● OBJECTIVE
Please transcribe the lines starting with the line that contains "data-point — [659, 67, 667, 75]" and ending with the line that contains "logo-letter: t — [663, 490, 677, 520]", both included.

Dataset excerpt:
★ ★ ★
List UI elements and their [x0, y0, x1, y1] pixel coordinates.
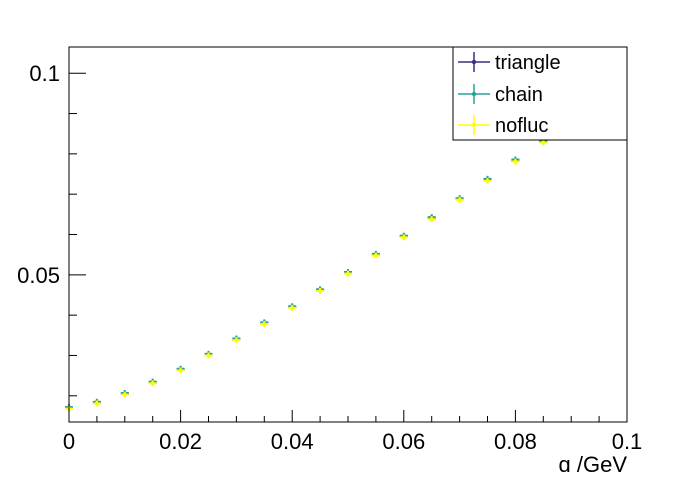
y-tick-label-1: 0.1 — [29, 61, 60, 86]
data-point-nofluc-3 — [150, 381, 155, 386]
x-tick-label-2: 0.04 — [271, 429, 314, 454]
data-point-nofluc-6 — [234, 338, 239, 342]
legend-marker-nofluc — [471, 122, 477, 128]
series-chain — [65, 137, 548, 411]
y-tick-label-0: 0.05 — [17, 263, 60, 288]
data-point-nofluc-15 — [485, 179, 490, 183]
legend-marker-chain — [471, 91, 477, 97]
series-nofluc — [65, 139, 548, 412]
legend-label-chain: chain — [495, 84, 543, 106]
x-axis-label: q /GeV — [559, 452, 628, 472]
data-layer — [65, 137, 548, 412]
data-point-nofluc-17 — [541, 140, 546, 145]
legend: triangle chain nofluc — [452, 46, 628, 141]
x-tick-label-5: 0.1 — [612, 429, 643, 454]
x-tick-label-0: 0 — [63, 429, 75, 454]
data-point-nofluc-8 — [290, 306, 295, 310]
legend-marker-triangle — [471, 59, 477, 65]
legend-label-nofluc: nofluc — [495, 115, 548, 137]
data-point-nofluc-5 — [206, 353, 211, 358]
data-point-nofluc-10 — [346, 271, 350, 276]
x-tick-label-4: 0.08 — [494, 429, 537, 454]
data-point-nofluc-2 — [123, 392, 127, 397]
x-tick-label-1: 0.02 — [159, 429, 202, 454]
data-point-nofluc-4 — [178, 368, 183, 373]
series-triangle — [65, 138, 548, 411]
data-point-nofluc-12 — [402, 235, 406, 240]
data-point-nofluc-13 — [429, 217, 434, 221]
legend-label-triangle: triangle — [495, 52, 561, 74]
data-point-nofluc-11 — [374, 253, 378, 258]
x-tick-label-3: 0.06 — [382, 429, 425, 454]
data-point-nofluc-9 — [318, 289, 322, 293]
data-point-nofluc-16 — [513, 159, 518, 164]
data-point-nofluc-14 — [457, 198, 462, 202]
data-point-nofluc-1 — [95, 401, 99, 406]
data-point-nofluc-7 — [262, 322, 267, 326]
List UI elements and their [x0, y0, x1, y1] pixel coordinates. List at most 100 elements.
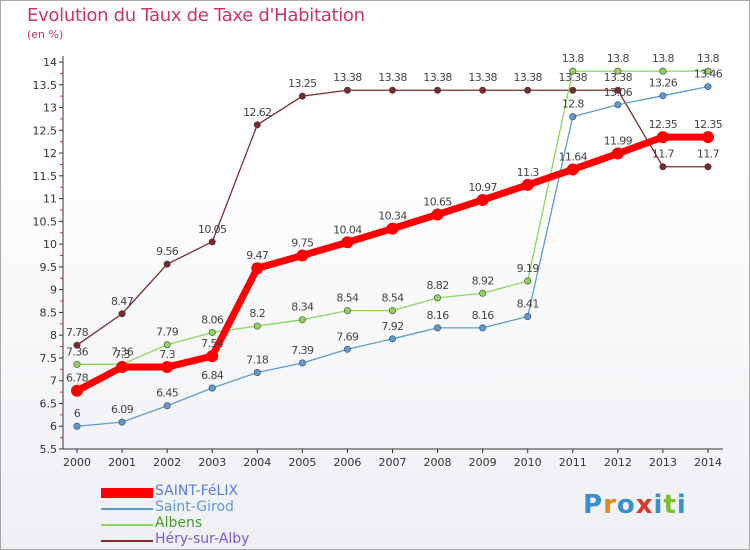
data-point — [659, 67, 667, 75]
data-point — [388, 307, 396, 315]
data-labels: 6.78 7.3 7.3 7.54 9.47 9.75 10.04 10.34 10.65 10.… — [66, 52, 723, 420]
data-point — [566, 163, 579, 176]
y-tick-label: 14 — [43, 56, 57, 69]
logo-letter: t — [663, 490, 677, 520]
data-point — [118, 418, 126, 426]
data-point — [208, 238, 216, 246]
x-tick-label: 2009 — [469, 456, 497, 469]
data-point — [656, 131, 669, 144]
data-point — [388, 335, 396, 343]
data-label: 8.34 — [291, 301, 314, 314]
data-label: 8.16 — [472, 309, 495, 322]
logo-letter: r — [603, 490, 617, 520]
data-point — [386, 222, 399, 235]
y-tick-label: 10.5 — [33, 215, 58, 228]
data-label: 6 — [74, 407, 81, 420]
data-label: 12.8 — [562, 98, 585, 111]
data-point — [253, 121, 261, 129]
series-3 — [73, 86, 712, 349]
data-point — [208, 328, 216, 336]
chart-title: Evolution du Taux de Taxe d'Habitation — [27, 5, 365, 26]
y-tick-label: 9.5 — [40, 261, 58, 274]
x-tick-label: 2002 — [153, 456, 181, 469]
data-point — [431, 208, 444, 221]
x-tick-label: 2007 — [378, 456, 406, 469]
data-point — [163, 402, 171, 410]
data-point — [569, 67, 577, 75]
data-label: 11.99 — [604, 135, 633, 148]
data-point — [614, 101, 622, 109]
y-tick-label: 7 — [50, 375, 57, 388]
data-label: 6.45 — [156, 387, 179, 400]
legend-label: Héry-sur-Alby — [155, 531, 250, 547]
axes: 5.5 6 6.5 7 7.5 8 8.5 9 9.5 10 10.5 11 11.5 12 12.5 13 1… — [33, 56, 723, 469]
data-point — [343, 86, 351, 94]
data-point — [343, 345, 351, 353]
data-point — [524, 313, 532, 321]
data-label: 13.38 — [378, 71, 407, 84]
data-label: 7.69 — [336, 330, 359, 343]
data-label: 12.35 — [694, 118, 723, 131]
data-point — [251, 262, 264, 275]
x-tick-label: 2014 — [694, 456, 722, 469]
data-point — [611, 147, 624, 160]
data-label: 7.3 — [159, 348, 175, 361]
y-tick-label: 8.5 — [40, 306, 58, 319]
legend-label: SAINT-FéLIX — [155, 483, 239, 499]
data-label: 13.46 — [694, 68, 723, 81]
data-label: 9.75 — [291, 237, 314, 250]
y-tick-label: 6 — [50, 420, 57, 433]
y-tick-label: 9 — [50, 284, 57, 297]
data-point — [71, 384, 83, 397]
logo-letter: o — [616, 490, 636, 520]
y-tick-label: 5.5 — [40, 443, 58, 456]
data-point — [163, 341, 171, 349]
data-label: 8.2 — [249, 307, 265, 320]
legend-swatch — [101, 540, 153, 542]
data-label: 13.25 — [288, 77, 317, 90]
data-point — [659, 92, 667, 100]
data-point — [704, 163, 712, 171]
series-lines — [71, 67, 714, 430]
data-label: 7.78 — [66, 326, 89, 339]
data-point — [388, 86, 396, 94]
data-point — [659, 163, 667, 171]
data-label: 7.36 — [66, 345, 89, 358]
data-point — [73, 360, 81, 368]
data-label: 13.8 — [697, 52, 720, 65]
data-label: 8.41 — [517, 298, 539, 311]
logo-letter: x — [635, 490, 654, 520]
series-2 — [73, 67, 712, 368]
data-point — [434, 324, 442, 332]
x-tick-label: 2004 — [243, 456, 271, 469]
logo-letter: i — [676, 490, 687, 520]
logo-letter: P — [583, 490, 604, 520]
data-label: 8.54 — [336, 292, 359, 305]
data-point — [298, 316, 306, 324]
data-label: 6.84 — [201, 369, 224, 382]
data-label: 7.79 — [156, 326, 179, 339]
x-tick-label: 2003 — [198, 456, 226, 469]
data-point — [479, 289, 487, 297]
data-point — [341, 236, 354, 249]
x-tick-label: 2013 — [649, 456, 677, 469]
data-label: 9.56 — [156, 245, 179, 258]
data-point — [343, 307, 351, 315]
data-point — [569, 113, 577, 121]
series-0 — [71, 131, 714, 397]
data-label: 8.06 — [201, 313, 224, 326]
data-point — [479, 86, 487, 94]
data-point — [704, 83, 712, 91]
data-label: 10.05 — [198, 223, 227, 236]
data-point — [569, 86, 577, 94]
data-label: 8.54 — [381, 292, 404, 305]
data-label: 10.65 — [423, 196, 452, 209]
data-point — [73, 422, 81, 430]
data-label: 7.36 — [111, 345, 134, 358]
y-tick-label: 12.5 — [33, 124, 58, 137]
data-label: 13.26 — [649, 77, 678, 90]
x-tick-label: 2000 — [63, 456, 91, 469]
data-label: 8.92 — [472, 274, 494, 287]
data-label: 11.64 — [559, 150, 588, 163]
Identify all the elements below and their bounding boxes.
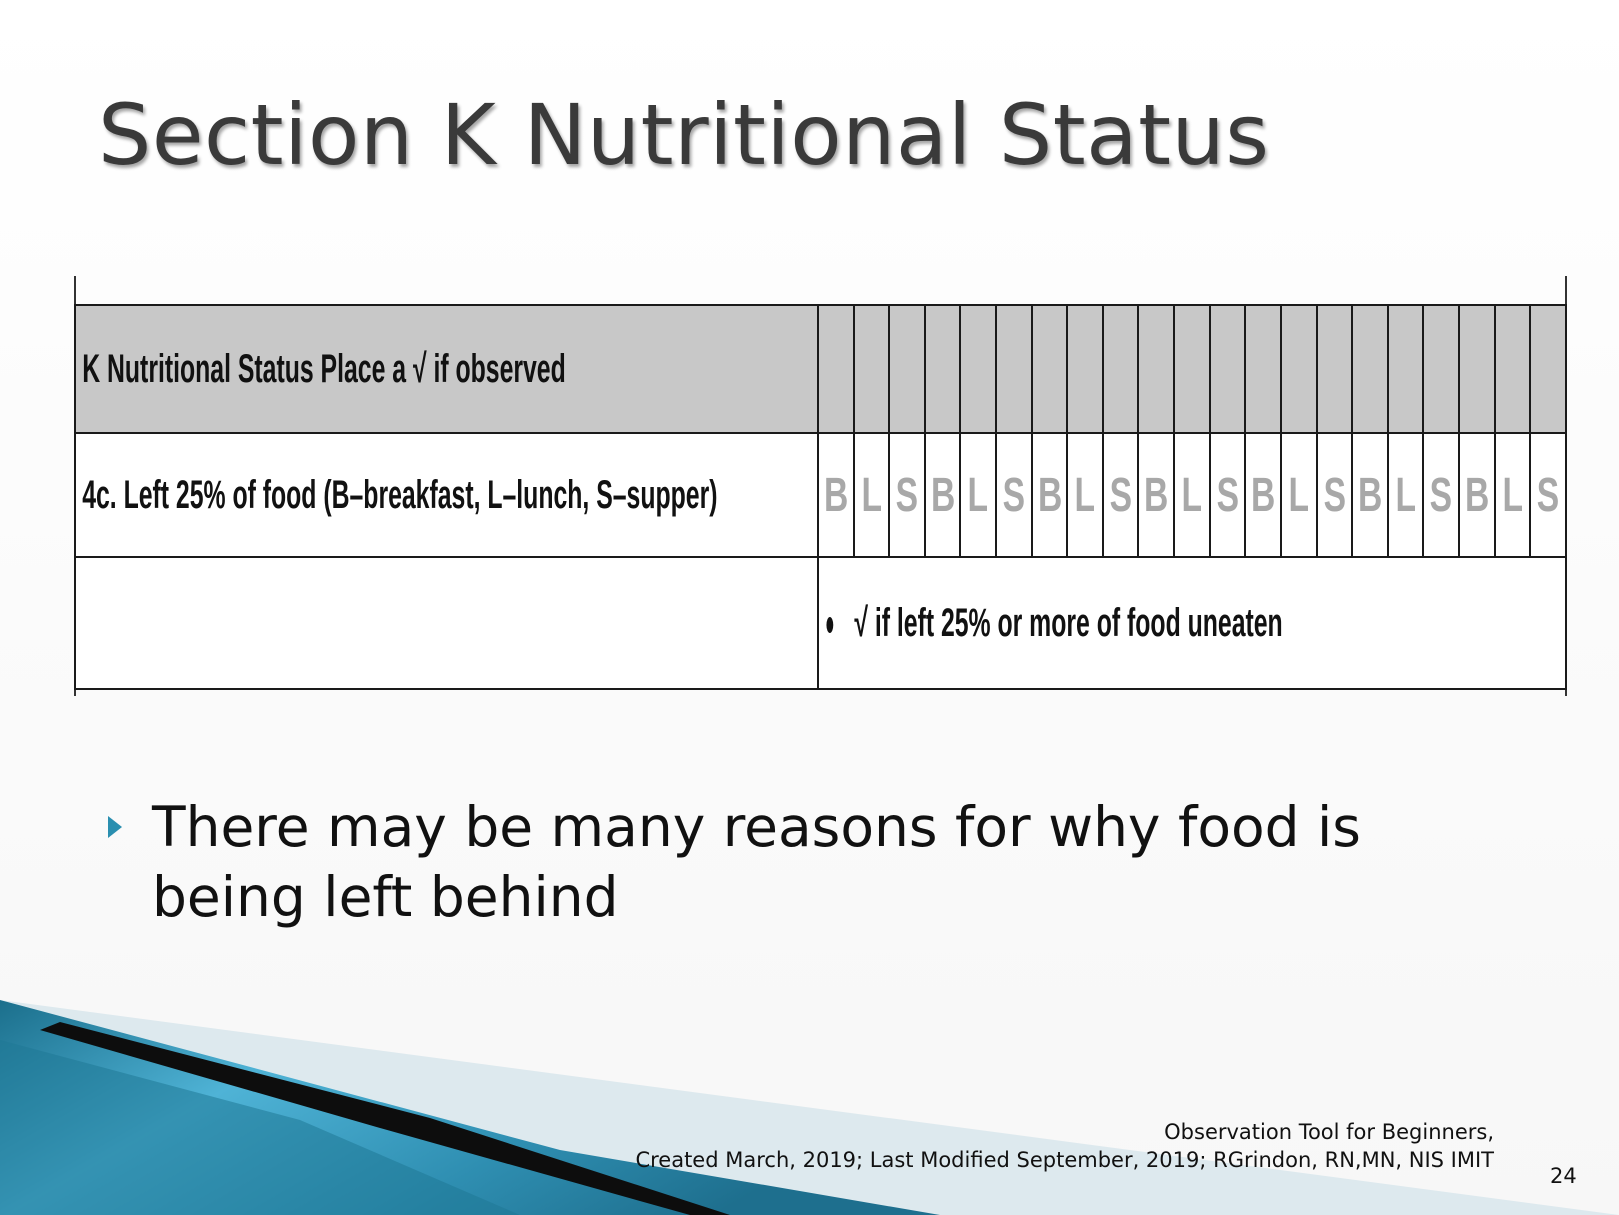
form-border-right (1565, 276, 1567, 696)
check-cell (1279, 304, 1318, 434)
meal-letter: S (895, 468, 919, 522)
meal-letter: B (1037, 468, 1062, 522)
nutrition-form-table: K Nutritional Status Place a √ if observ… (74, 304, 1567, 690)
meal-letter: B (1251, 468, 1276, 522)
meal-letter: S (1429, 468, 1453, 522)
bullet-text: There may be many reasons for why food i… (152, 795, 1361, 929)
check-cell (1529, 304, 1567, 434)
check-cell (1457, 304, 1496, 434)
check-cell (923, 304, 962, 434)
check-cell (1137, 304, 1176, 434)
meal-letter: L (861, 468, 882, 522)
form-header-cell: K Nutritional Status Place a √ if observ… (74, 304, 819, 434)
meal-letter: B (1465, 468, 1490, 522)
check-cell (1066, 304, 1104, 434)
meal-letter: S (1109, 468, 1132, 522)
note-cell: √ if left 25% or more of food uneaten (817, 556, 1567, 690)
meal-letter: S (1323, 468, 1346, 522)
check-cell (1030, 304, 1069, 434)
check-cell (1422, 304, 1460, 434)
meal-letter: B (1358, 468, 1383, 522)
empty-cell (74, 556, 819, 690)
note-text: √ if left 25% or more of food uneaten (854, 600, 1283, 645)
check-cell (888, 304, 926, 434)
meal-letter: S (1002, 468, 1026, 522)
meal-letter: B (930, 468, 956, 522)
slide-title: Section K Nutritional Status (98, 86, 1270, 184)
footer-line-2: Created March, 2019; Last Modified Septe… (635, 1148, 1494, 1172)
check-cell (995, 304, 1033, 434)
meal-letter: L (1074, 468, 1096, 522)
meal-letter: B (824, 468, 849, 522)
meal-letter: L (1395, 468, 1416, 522)
meal-letter: L (1502, 468, 1523, 522)
slide-footer: Observation Tool for Beginners, Created … (635, 1118, 1494, 1174)
meal-letter: L (1288, 468, 1309, 522)
check-cell (959, 304, 998, 434)
check-cell (1386, 304, 1425, 434)
note-text-wrap: √ if left 25% or more of food uneaten (820, 600, 1283, 646)
nutrition-form-image: K Nutritional Status Place a √ if observ… (74, 276, 1567, 696)
check-cell (817, 304, 855, 434)
bullet-dot-icon (826, 616, 834, 633)
meal-letter: B (1144, 468, 1169, 522)
bullet-arrow-icon (108, 816, 122, 838)
meal-letter: S (1536, 468, 1560, 522)
check-cell (852, 304, 891, 434)
decorative-wave-graphic (0, 1000, 1619, 1215)
footer-line-1: Observation Tool for Beginners, (1164, 1120, 1494, 1144)
meal-row: 4c. Left 25% of food (B–breakfast, L–lun… (74, 432, 1567, 558)
check-cell (1493, 304, 1532, 434)
check-cell (1351, 304, 1389, 434)
check-cell (1315, 304, 1354, 434)
check-cell (1208, 304, 1247, 434)
meal-letter: L (967, 468, 989, 522)
row-label-cell: 4c. Left 25% of food (B–breakfast, L–lun… (74, 432, 819, 558)
check-cell (1244, 304, 1282, 434)
note-row: √ if left 25% or more of food uneaten (74, 556, 1567, 690)
form-header-label: K Nutritional Status Place a √ if observ… (82, 346, 566, 391)
meal-letter: L (1181, 468, 1203, 522)
check-cell (1101, 304, 1140, 434)
meal-letter: S (1216, 468, 1239, 522)
check-cell (1173, 304, 1211, 434)
row-label: 4c. Left 25% of food (B–breakfast, L–lun… (82, 472, 718, 517)
form-header-row: K Nutritional Status Place a √ if observ… (74, 304, 1567, 434)
page-number: 24 (1550, 1164, 1577, 1188)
★ ★ ★
● ANSWER FOR THE TASK
data-point — [659, 67, 667, 75]
data-point — [388, 307, 396, 315]
data-labels: 6.78 7.3 7.3 7.54 9.47 9.75 10.04 10.34 10.65 10.… — [66, 52, 723, 420]
data-point — [566, 163, 579, 176]
y-tick-label: 14 — [43, 56, 57, 69]
logo-letter: t — [663, 490, 677, 520]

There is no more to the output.